Given entries:
'''

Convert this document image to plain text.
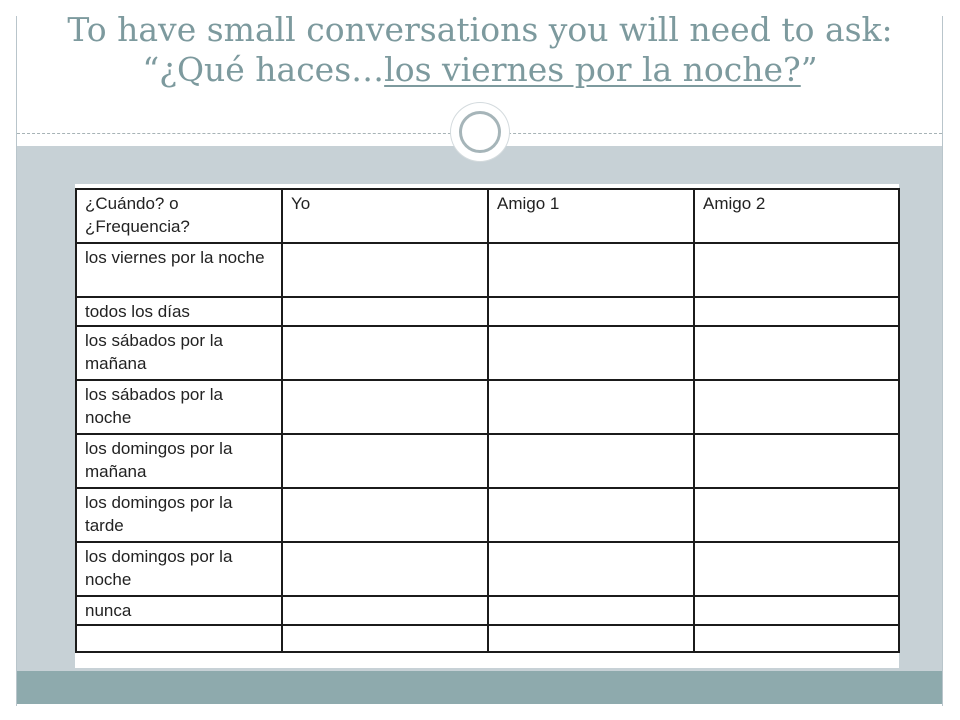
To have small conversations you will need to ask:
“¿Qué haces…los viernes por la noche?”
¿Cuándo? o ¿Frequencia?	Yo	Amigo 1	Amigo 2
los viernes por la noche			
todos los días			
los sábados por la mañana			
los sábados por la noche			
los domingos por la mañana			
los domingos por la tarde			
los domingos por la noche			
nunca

'''

What you are asked to do: Drop the images and quote the entries word for word.

Right answer:
Convert this document image to plain text.
To have small conversations you will need to ask:
“¿Qué haces…los viernes por la noche?”
¿Cuándo? o ¿Frequencia?	Yo	Amigo 1	Amigo 2
los viernes por la noche			
todos los días			
los sábados por la mañana			
los sábados por la noche			
los domingos por la mañana			
los domingos por la tarde			
los domingos por la noche			
nunca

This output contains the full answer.